[Records that describe figures]
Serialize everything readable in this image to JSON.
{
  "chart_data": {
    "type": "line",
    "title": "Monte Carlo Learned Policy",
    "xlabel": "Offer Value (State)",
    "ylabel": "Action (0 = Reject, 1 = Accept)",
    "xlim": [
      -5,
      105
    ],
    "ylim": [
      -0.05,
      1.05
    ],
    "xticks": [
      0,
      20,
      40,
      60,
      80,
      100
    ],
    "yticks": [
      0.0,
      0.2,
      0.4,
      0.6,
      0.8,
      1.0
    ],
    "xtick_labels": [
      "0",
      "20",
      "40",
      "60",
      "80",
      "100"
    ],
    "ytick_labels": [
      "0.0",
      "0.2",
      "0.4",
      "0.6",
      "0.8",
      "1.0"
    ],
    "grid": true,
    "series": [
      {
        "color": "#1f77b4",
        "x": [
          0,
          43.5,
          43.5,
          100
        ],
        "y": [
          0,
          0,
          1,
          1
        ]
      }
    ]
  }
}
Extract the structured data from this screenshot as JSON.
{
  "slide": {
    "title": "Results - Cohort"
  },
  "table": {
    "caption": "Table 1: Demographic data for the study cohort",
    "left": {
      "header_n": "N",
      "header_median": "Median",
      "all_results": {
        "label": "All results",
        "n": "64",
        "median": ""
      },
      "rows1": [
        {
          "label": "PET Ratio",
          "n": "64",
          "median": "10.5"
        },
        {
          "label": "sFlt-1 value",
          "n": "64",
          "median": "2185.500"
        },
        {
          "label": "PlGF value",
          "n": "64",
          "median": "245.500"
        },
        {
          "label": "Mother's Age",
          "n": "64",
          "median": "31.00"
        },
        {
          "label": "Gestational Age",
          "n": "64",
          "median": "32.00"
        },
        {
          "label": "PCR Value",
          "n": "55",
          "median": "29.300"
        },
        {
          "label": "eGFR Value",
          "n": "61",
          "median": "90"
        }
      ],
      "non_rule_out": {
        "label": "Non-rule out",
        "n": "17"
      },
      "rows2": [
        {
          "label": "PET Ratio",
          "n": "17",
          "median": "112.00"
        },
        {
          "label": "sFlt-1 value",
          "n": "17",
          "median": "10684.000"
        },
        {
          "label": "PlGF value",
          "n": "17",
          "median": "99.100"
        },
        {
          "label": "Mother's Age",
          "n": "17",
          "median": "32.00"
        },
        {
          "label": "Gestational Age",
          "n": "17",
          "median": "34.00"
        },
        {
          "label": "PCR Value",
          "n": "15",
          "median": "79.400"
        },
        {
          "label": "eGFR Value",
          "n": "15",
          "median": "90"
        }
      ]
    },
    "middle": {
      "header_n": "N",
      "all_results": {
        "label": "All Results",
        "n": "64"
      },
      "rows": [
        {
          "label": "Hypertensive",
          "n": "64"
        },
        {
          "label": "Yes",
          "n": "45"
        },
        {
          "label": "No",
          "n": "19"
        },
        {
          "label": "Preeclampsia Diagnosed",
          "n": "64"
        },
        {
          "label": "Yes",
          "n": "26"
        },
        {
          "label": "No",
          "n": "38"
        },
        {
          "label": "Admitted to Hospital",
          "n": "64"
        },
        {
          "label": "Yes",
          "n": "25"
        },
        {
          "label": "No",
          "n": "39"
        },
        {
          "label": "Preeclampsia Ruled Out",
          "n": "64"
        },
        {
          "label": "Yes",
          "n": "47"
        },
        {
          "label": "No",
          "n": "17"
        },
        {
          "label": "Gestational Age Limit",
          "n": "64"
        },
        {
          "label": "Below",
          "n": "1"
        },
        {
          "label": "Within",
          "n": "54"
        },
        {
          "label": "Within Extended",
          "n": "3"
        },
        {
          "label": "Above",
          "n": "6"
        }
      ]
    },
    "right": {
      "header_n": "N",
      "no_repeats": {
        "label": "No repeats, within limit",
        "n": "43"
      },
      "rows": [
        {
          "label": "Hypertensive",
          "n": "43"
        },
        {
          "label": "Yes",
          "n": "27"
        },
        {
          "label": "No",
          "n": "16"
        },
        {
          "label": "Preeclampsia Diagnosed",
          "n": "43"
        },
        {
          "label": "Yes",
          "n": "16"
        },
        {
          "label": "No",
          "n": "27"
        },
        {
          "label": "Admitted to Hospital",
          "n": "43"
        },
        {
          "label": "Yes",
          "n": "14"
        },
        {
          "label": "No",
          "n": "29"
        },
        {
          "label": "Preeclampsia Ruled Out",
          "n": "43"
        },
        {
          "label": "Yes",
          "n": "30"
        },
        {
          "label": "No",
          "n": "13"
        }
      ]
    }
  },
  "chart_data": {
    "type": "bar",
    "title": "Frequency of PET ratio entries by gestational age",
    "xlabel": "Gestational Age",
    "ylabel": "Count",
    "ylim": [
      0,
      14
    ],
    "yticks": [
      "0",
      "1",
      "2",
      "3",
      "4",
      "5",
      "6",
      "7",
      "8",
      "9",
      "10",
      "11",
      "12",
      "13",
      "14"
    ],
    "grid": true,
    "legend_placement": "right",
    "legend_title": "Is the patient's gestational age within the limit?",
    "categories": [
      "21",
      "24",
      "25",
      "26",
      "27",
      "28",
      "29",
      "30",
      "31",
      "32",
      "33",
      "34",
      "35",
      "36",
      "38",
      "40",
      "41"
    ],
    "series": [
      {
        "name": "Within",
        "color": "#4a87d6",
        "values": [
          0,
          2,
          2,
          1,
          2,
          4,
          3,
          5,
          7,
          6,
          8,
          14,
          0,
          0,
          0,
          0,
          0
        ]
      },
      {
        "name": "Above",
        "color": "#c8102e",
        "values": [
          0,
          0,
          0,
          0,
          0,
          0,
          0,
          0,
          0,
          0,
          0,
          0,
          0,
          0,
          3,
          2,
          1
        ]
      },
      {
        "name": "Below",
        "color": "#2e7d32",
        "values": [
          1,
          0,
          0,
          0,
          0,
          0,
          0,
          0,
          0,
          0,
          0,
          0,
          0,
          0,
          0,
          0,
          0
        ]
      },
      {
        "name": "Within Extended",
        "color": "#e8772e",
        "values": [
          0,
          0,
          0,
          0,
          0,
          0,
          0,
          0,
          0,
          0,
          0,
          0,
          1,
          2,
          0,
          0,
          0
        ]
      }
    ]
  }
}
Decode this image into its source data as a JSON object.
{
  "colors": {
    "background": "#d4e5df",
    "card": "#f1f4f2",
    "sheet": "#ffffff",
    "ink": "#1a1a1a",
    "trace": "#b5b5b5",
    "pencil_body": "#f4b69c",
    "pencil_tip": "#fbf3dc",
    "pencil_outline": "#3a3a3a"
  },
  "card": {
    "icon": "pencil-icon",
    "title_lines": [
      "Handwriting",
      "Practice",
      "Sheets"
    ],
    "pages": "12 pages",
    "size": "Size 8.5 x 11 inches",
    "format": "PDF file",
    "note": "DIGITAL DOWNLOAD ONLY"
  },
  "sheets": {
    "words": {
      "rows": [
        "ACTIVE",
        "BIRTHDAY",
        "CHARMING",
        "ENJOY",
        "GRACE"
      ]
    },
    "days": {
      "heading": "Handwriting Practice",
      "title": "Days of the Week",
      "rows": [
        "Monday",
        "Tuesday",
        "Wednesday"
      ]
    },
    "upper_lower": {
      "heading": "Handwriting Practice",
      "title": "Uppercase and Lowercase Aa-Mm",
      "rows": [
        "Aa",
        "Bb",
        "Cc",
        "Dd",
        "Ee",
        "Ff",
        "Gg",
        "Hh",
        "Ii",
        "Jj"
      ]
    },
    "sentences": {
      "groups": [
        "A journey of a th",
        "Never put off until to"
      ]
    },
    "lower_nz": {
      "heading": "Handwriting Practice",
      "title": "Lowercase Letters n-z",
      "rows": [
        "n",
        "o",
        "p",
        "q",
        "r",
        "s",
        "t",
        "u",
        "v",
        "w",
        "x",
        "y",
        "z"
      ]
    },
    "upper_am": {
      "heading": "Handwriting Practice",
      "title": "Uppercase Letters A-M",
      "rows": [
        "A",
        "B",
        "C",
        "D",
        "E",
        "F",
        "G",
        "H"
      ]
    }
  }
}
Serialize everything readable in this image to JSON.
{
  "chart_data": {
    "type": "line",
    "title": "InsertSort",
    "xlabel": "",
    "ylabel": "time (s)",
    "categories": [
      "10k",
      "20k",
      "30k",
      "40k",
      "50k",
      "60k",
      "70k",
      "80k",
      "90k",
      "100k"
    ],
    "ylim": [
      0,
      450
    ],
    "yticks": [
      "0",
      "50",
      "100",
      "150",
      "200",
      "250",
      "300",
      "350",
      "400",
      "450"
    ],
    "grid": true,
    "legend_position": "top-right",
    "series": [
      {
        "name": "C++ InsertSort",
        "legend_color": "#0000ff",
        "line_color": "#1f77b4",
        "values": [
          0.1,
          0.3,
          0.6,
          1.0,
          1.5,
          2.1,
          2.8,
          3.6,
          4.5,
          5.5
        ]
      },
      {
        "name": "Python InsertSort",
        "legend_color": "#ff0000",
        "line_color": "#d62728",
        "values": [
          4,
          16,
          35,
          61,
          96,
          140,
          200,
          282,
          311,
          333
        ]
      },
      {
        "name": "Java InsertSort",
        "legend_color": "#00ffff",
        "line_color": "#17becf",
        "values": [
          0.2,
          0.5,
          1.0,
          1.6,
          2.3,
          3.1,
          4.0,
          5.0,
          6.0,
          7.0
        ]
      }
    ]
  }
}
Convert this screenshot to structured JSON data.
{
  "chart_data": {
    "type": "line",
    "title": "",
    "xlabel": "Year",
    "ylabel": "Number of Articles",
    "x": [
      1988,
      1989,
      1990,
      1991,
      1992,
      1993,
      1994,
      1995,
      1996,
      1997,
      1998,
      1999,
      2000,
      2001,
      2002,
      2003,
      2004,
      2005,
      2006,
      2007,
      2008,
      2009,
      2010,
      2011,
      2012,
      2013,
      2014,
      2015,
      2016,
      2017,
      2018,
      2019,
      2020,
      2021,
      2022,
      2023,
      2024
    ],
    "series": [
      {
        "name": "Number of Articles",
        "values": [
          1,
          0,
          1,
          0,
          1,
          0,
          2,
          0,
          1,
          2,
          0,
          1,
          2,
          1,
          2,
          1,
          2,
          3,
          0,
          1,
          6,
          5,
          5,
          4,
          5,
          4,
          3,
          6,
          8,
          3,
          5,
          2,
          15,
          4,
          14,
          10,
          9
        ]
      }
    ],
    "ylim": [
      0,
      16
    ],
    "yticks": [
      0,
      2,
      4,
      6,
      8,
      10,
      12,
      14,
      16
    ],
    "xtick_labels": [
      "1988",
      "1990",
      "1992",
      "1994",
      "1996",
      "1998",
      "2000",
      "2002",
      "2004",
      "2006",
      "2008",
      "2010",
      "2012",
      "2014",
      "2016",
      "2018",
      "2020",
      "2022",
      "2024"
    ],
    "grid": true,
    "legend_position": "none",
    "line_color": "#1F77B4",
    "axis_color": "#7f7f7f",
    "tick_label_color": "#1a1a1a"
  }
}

(TO BE DONE):
Find the lines containing "Letters" and pull them out.

(TASK RESPONSE):
      "title": "Lowercase Letters n-z",
      "title": "Uppercase Letters A-M",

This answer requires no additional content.